**Data supplied**.
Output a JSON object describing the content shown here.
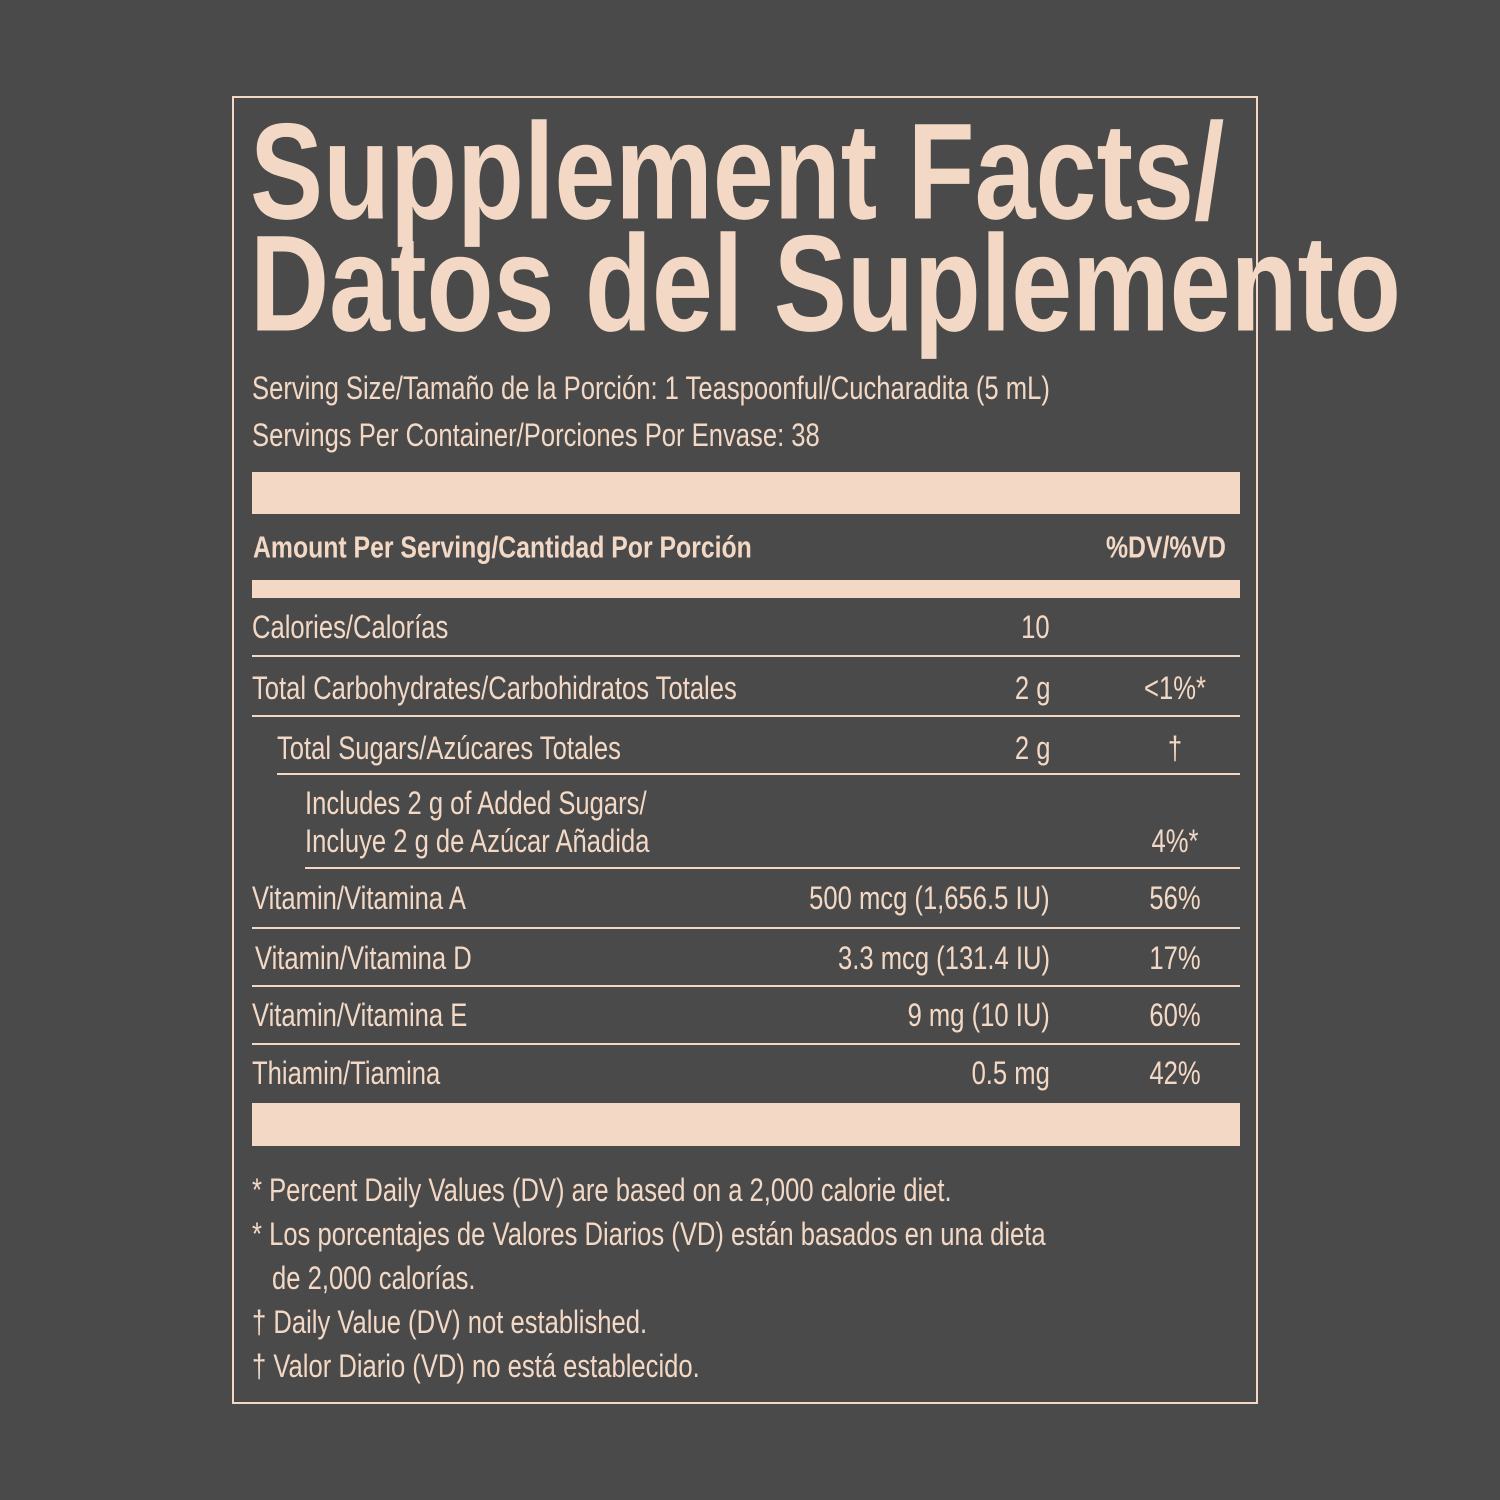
{
  "title": [
    "Supplement Facts/",
    "Datos del Suplemento"
  ],
  "serving": [
    "Serving Size/Tamaño de la Porción: 1 Teaspoonful/Cucharadita (5 mL)",
    "Servings Per Container/Porciones Por Envase: 38"
  ],
  "header": {
    "amount": "Amount Per Serving/Cantidad Por Porción",
    "dv": "%DV/%VD"
  },
  "rows": [
    {
      "name": "Calories/Calorías",
      "amount": "10"
    },
    {
      "name": "Total Carbohydrates/Carbohidratos Totales",
      "amount": "2 g",
      "dv": "<1%*"
    },
    {
      "name": "Total Sugars/Azúcares Totales",
      "amount": "2 g",
      "dv": "†"
    },
    {
      "name": [
        "Includes 2 g of Added Sugars/",
        "Incluye 2 g de Azúcar Añadida"
      ],
      "dv": "4%*"
    },
    {
      "name": "Vitamin/Vitamina A",
      "amount": "500 mcg (1,656.5 IU)",
      "dv": "56%"
    },
    {
      "name": "Vitamin/Vitamina D",
      "amount": "3.3 mcg (131.4 IU)",
      "dv": "17%"
    },
    {
      "name": "Vitamin/Vitamina E",
      "amount": "9 mg (10 IU)",
      "dv": "60%"
    },
    {
      "name": "Thiamin/Tiamina",
      "amount": "0.5 mg",
      "dv": "42%"
    }
  ],
  "footnotes": [
    "* Percent Daily Values (DV) are based on a 2,000 calorie diet.",
    [
      "* Los porcentajes de Valores Diarios (VD) están basados en una dieta",
      "de 2,000 calorías."
    ],
    "† Daily Value (DV) not established.",
    "† Valor Diario (VD) no está establecido."
  ]
}
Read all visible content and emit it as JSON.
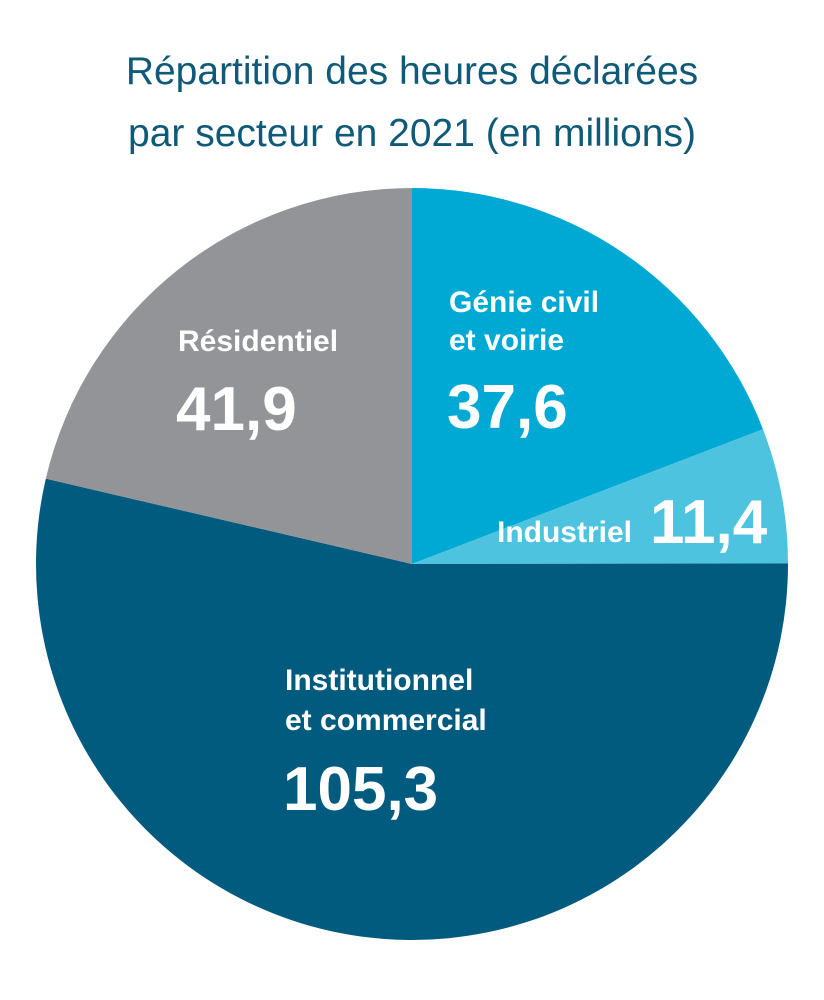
{
  "chart_data": {
    "type": "pie",
    "title_lines": [
      "Répartition des heures déclarées",
      "par secteur en 2021 (en millions)"
    ],
    "start_angle_deg": 0,
    "direction": "clockwise",
    "slices": [
      {
        "label_lines": [
          "Génie civil",
          "et voirie"
        ],
        "value": 37.6,
        "value_text": "37,6",
        "color": "#00a9d4"
      },
      {
        "label_lines": [
          "Industriel"
        ],
        "value": 11.4,
        "value_text": "11,4",
        "color": "#4ec3e0"
      },
      {
        "label_lines": [
          "Institutionnel",
          "et commercial"
        ],
        "value": 105.3,
        "value_text": "105,3",
        "color": "#005b7f"
      },
      {
        "label_lines": [
          "Résidentiel"
        ],
        "value": 41.9,
        "value_text": "41,9",
        "color": "#929497"
      }
    ]
  }
}
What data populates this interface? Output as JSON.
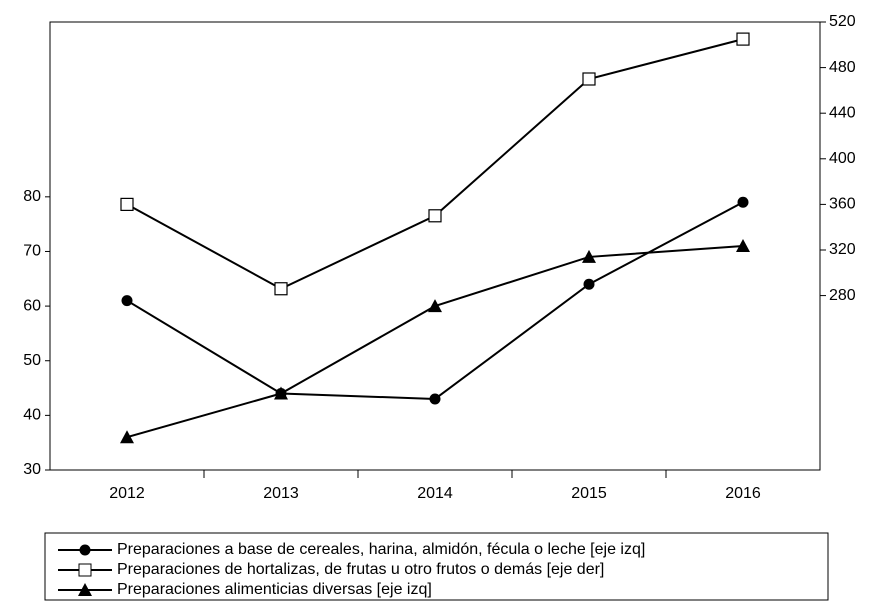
{
  "chart_data": {
    "type": "line",
    "categories": [
      "2012",
      "2013",
      "2014",
      "2015",
      "2016"
    ],
    "series": [
      {
        "name": "Preparaciones a base de cereales, harina, almidón, fécula o leche [eje izq]",
        "color": "#000000",
        "marker": "circle",
        "values": [
          61,
          44,
          43,
          64,
          79
        ]
      },
      {
        "name": "Preparaciones de hortalizas, de frutas u otro frutos o demás [eje der]",
        "color": "#000000",
        "marker": "square",
        "axis": "y2",
        "values": [
          360,
          286,
          350,
          470,
          505
        ]
      },
      {
        "name": "Preparaciones alimenticias diversas [eje izq]",
        "color": "#000000",
        "marker": "triangle",
        "values": [
          36,
          44,
          60,
          69,
          71
        ]
      }
    ],
    "ylim": [
      30,
      112
    ],
    "yticks": [
      30,
      40,
      50,
      60,
      70,
      80
    ],
    "y2lim": [
      127,
      520
    ],
    "y2ticks": [
      280,
      320,
      360,
      400,
      440,
      480,
      520
    ],
    "legend": "bottom"
  }
}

**Stated exercise**.
Every record must be copied exactly, with the pictures left out.

**The output**.
Output a JSON object describing the content shown here.
{
  "title": [
    "Supplement Facts/",
    "Datos del Suplemento"
  ],
  "serving": [
    "Serving Size/Tamaño de la Porción: 1 Teaspoonful/Cucharadita (5 mL)",
    "Servings Per Container/Porciones Por Envase: 38"
  ],
  "header": {
    "amount": "Amount Per Serving/Cantidad Por Porción",
    "dv": "%DV/%VD"
  },
  "rows": [
    {
      "name": "Calories/Calorías",
      "amount": "10"
    },
    {
      "name": "Total Carbohydrates/Carbohidratos Totales",
      "amount": "2 g",
      "dv": "<1%*"
    },
    {
      "name": "Total Sugars/Azúcares Totales",
      "amount": "2 g",
      "dv": "†"
    },
    {
      "name": [
        "Includes 2 g of Added Sugars/",
        "Incluye 2 g de Azúcar Añadida"
      ],
      "dv": "4%*"
    },
    {
      "name": "Vitamin/Vitamina A",
      "amount": "500 mcg (1,656.5 IU)",
      "dv": "56%"
    },
    {
      "name": "Vitamin/Vitamina D",
      "amount": "3.3 mcg (131.4 IU)",
      "dv": "17%"
    },
    {
      "name": "Vitamin/Vitamina E",
      "amount": "9 mg (10 IU)",
      "dv": "60%"
    },
    {
      "name": "Thiamin/Tiamina",
      "amount": "0.5 mg",
      "dv": "42%"
    }
  ],
  "footnotes": [
    "* Percent Daily Values (DV) are based on a 2,000 calorie diet.",
    [
      "* Los porcentajes de Valores Diarios (VD) están basados en una dieta",
      "de 2,000 calorías."
    ],
    "† Daily Value (DV) not established.",
    "† Valor Diario (VD) no está establecido."
  ]
}
Read all visible content and emit it as JSON.
{
  "chart_data": {
    "type": "pie",
    "title_lines": [
      "Répartition des heures déclarées",
      "par secteur en 2021 (en millions)"
    ],
    "start_angle_deg": 0,
    "direction": "clockwise",
    "slices": [
      {
        "label_lines": [
          "Génie civil",
          "et voirie"
        ],
        "value": 37.6,
        "value_text": "37,6",
        "color": "#00a9d4"
      },
      {
        "label_lines": [
          "Industriel"
        ],
        "value": 11.4,
        "value_text": "11,4",
        "color": "#4ec3e0"
      },
      {
        "label_lines": [
          "Institutionnel",
          "et commercial"
        ],
        "value": 105.3,
        "value_text": "105,3",
        "color": "#005b7f"
      },
      {
        "label_lines": [
          "Résidentiel"
        ],
        "value": 41.9,
        "value_text": "41,9",
        "color": "#929497"
      }
    ]
  }
}
What data populates this interface? Output as JSON.
{
  "chart_data": {
    "type": "line",
    "categories": [
      "2012",
      "2013",
      "2014",
      "2015",
      "2016"
    ],
    "series": [
      {
        "name": "Preparaciones a base de cereales, harina, almidón, fécula o leche [eje izq]",
        "color": "#000000",
        "marker": "circle",
        "values": [
          61,
          44,
          43,
          64,
          79
        ]
      },
      {
        "name": "Preparaciones de hortalizas, de frutas u otro frutos o demás [eje der]",
        "color": "#000000",
        "marker": "square",
        "axis": "y2",
        "values": [
          360,
          286,
          350,
          470,
          505
        ]
      },
      {
        "name": "Preparaciones alimenticias diversas [eje izq]",
        "color": "#000000",
        "marker": "triangle",
        "values": [
          36,
          44,
          60,
          69,
          71
        ]
      }
    ],
    "ylim": [
      30,
      112
    ],
    "yticks": [
      30,
      40,
      50,
      60,
      70,
      80
    ],
    "y2lim": [
      127,
      520
    ],
    "y2ticks": [
      280,
      320,
      360,
      400,
      440,
      480,
      520
    ],
    "legend": "bottom"
  }
}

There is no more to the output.